╔══
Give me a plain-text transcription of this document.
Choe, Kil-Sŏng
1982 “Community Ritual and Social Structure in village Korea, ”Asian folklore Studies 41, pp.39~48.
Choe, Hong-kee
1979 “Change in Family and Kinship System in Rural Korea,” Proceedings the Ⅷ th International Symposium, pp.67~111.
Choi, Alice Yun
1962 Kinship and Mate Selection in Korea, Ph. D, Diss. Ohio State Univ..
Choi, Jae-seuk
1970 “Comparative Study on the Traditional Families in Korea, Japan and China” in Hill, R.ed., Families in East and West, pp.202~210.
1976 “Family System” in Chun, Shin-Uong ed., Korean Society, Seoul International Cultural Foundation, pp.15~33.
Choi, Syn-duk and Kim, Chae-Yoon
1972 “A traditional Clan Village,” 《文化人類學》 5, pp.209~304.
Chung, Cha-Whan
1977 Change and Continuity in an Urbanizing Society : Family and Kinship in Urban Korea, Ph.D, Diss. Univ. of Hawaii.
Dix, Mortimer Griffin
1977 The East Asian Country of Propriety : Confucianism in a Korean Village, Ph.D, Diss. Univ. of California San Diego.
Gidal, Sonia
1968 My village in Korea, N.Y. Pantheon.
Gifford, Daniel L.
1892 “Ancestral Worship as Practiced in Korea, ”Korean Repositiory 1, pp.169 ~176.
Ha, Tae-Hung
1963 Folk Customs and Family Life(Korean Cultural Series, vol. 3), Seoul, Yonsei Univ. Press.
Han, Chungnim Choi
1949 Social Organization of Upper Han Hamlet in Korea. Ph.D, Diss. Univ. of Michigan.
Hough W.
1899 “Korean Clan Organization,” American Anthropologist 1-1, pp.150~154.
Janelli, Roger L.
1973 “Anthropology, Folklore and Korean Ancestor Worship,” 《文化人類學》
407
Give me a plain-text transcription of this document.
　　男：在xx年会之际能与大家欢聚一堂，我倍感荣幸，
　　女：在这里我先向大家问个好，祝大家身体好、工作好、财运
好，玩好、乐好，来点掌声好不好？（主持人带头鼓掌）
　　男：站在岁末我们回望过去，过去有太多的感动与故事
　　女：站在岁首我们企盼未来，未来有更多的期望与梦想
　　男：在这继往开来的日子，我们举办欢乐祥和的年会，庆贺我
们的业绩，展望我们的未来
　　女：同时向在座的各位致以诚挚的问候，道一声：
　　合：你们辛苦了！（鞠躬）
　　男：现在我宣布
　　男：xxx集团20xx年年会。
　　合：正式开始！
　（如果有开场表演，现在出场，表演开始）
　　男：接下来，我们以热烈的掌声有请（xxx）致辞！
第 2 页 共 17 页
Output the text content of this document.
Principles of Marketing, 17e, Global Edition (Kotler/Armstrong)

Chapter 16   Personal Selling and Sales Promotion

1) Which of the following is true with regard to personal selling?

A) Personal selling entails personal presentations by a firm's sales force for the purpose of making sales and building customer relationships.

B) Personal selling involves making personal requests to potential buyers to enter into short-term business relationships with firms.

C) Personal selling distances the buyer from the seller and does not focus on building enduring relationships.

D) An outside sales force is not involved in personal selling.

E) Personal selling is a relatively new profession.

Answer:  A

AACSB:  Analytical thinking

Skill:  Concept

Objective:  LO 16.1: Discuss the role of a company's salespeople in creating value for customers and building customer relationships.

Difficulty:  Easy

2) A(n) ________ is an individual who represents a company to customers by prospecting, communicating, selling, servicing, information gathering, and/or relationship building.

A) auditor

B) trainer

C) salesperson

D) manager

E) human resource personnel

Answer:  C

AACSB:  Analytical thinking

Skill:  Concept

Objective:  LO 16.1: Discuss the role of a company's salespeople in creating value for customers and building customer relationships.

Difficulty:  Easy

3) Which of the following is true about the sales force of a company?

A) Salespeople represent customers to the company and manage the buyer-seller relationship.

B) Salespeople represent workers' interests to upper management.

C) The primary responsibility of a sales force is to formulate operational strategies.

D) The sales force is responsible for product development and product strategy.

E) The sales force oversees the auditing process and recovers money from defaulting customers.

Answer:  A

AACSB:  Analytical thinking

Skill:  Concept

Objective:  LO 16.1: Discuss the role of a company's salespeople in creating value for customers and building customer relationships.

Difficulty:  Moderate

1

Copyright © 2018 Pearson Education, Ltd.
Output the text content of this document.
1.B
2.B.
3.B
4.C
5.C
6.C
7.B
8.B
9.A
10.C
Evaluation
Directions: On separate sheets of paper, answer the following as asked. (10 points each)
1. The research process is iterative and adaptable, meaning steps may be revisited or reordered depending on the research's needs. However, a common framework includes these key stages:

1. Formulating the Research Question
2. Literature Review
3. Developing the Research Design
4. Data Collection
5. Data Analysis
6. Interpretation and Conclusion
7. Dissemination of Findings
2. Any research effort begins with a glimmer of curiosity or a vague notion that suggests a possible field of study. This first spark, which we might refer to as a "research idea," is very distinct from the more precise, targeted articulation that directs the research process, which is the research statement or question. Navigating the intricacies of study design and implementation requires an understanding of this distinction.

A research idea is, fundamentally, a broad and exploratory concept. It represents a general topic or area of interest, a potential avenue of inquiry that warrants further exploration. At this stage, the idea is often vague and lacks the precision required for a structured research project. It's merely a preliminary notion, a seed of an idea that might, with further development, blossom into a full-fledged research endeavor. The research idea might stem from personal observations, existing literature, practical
╚══
[Task to complete]: Select and copy every line of the material that holds the string "Kinship".

[Written reply]:
1979 “Change in Family and Kinship System in Rural Korea,” Proceedings the Ⅷ th International Symposium, pp.67~111.
1962 Kinship and Mate Selection in Korea, Ph. D, Diss. Ohio State Univ..
1977 Change and Continuity in an Urbanizing Society : Family and Kinship in Urban Korea, Ph.D, Diss. Univ. of Hawaii.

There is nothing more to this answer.